Some records
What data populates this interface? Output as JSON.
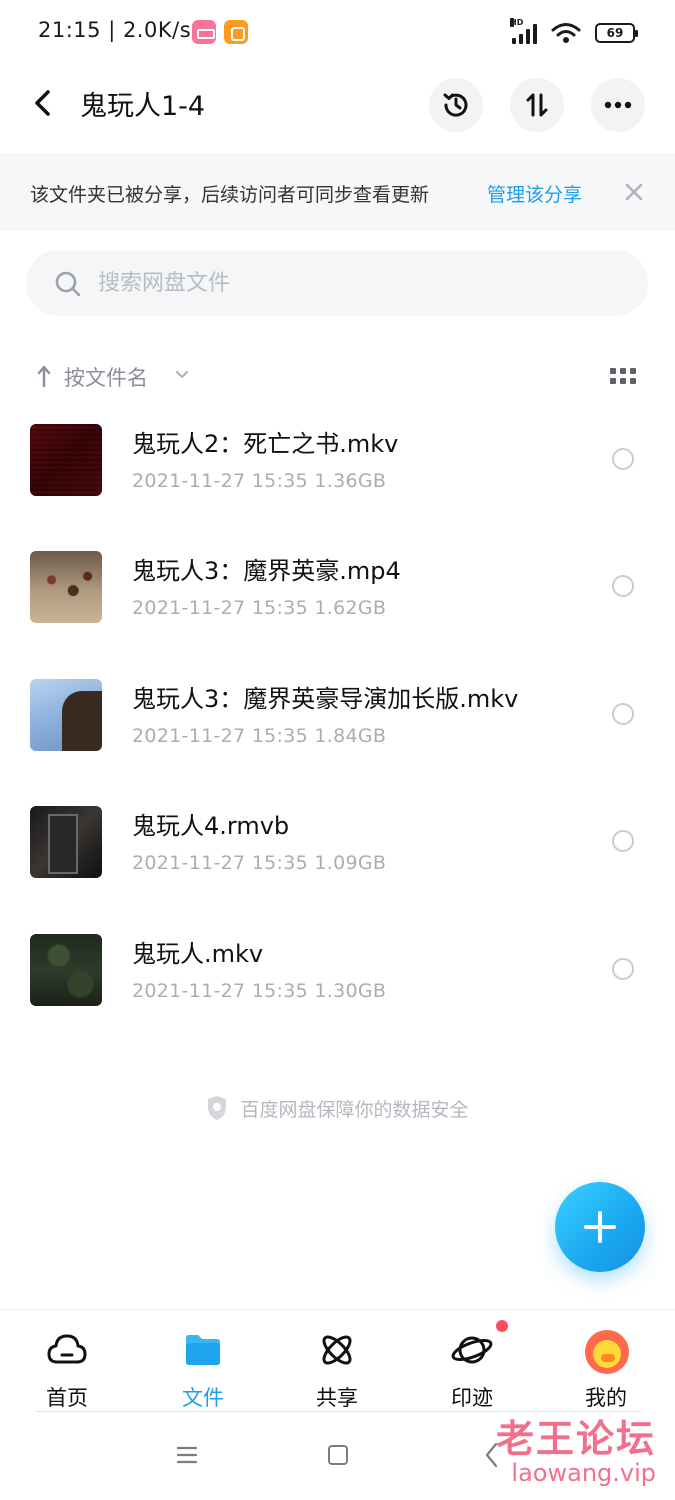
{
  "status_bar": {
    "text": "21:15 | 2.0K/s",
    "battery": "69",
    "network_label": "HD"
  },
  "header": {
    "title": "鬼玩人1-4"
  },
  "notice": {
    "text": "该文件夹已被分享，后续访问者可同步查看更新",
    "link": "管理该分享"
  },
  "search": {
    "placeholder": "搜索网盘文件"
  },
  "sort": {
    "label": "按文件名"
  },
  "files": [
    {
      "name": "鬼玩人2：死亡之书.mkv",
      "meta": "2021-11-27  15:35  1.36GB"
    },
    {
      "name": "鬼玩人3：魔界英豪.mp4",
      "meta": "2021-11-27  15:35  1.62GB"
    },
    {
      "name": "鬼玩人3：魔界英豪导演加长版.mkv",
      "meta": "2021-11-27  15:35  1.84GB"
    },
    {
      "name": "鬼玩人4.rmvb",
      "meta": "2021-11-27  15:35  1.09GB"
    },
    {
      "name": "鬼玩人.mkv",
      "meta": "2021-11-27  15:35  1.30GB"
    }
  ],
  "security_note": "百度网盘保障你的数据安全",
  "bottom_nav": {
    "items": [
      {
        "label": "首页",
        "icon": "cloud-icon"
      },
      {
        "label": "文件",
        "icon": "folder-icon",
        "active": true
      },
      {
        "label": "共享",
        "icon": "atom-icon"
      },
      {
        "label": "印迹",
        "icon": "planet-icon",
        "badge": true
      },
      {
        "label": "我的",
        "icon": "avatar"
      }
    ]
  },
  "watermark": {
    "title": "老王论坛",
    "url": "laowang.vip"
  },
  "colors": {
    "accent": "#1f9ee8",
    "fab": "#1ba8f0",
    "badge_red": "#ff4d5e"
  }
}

TO DO:
Transcribe the material exactly, leaving every picture out.

REPLY TO THE EXERCISE:
What data populates this interface? Output as JSON.
{
  "status_bar": {
    "text": "21:15 | 2.0K/s",
    "battery": "69",
    "network_label": "HD"
  },
  "header": {
    "title": "鬼玩人1-4"
  },
  "notice": {
    "text": "该文件夹已被分享，后续访问者可同步查看更新",
    "link": "管理该分享"
  },
  "search": {
    "placeholder": "搜索网盘文件"
  },
  "sort": {
    "label": "按文件名"
  },
  "files": [
    {
      "name": "鬼玩人2：死亡之书.mkv",
      "meta": "2021-11-27  15:35  1.36GB"
    },
    {
      "name": "鬼玩人3：魔界英豪.mp4",
      "meta": "2021-11-27  15:35  1.62GB"
    },
    {
      "name": "鬼玩人3：魔界英豪导演加长版.mkv",
      "meta": "2021-11-27  15:35  1.84GB"
    },
    {
      "name": "鬼玩人4.rmvb",
      "meta": "2021-11-27  15:35  1.09GB"
    },
    {
      "name": "鬼玩人.mkv",
      "meta": "2021-11-27  15:35  1.30GB"
    }
  ],
  "security_note": "百度网盘保障你的数据安全",
  "bottom_nav": {
    "items": [
      {
        "label": "首页",
        "icon": "cloud-icon"
      },
      {
        "label": "文件",
        "icon": "folder-icon",
        "active": true
      },
      {
        "label": "共享",
        "icon": "atom-icon"
      },
      {
        "label": "印迹",
        "icon": "planet-icon",
        "badge": true
      },
      {
        "label": "我的",
        "icon": "avatar"
      }
    ]
  },
  "watermark": {
    "title": "老王论坛",
    "url": "laowang.vip"
  },
  "colors": {
    "accent": "#1f9ee8",
    "fab": "#1ba8f0",
    "badge_red": "#ff4d5e"
  }
}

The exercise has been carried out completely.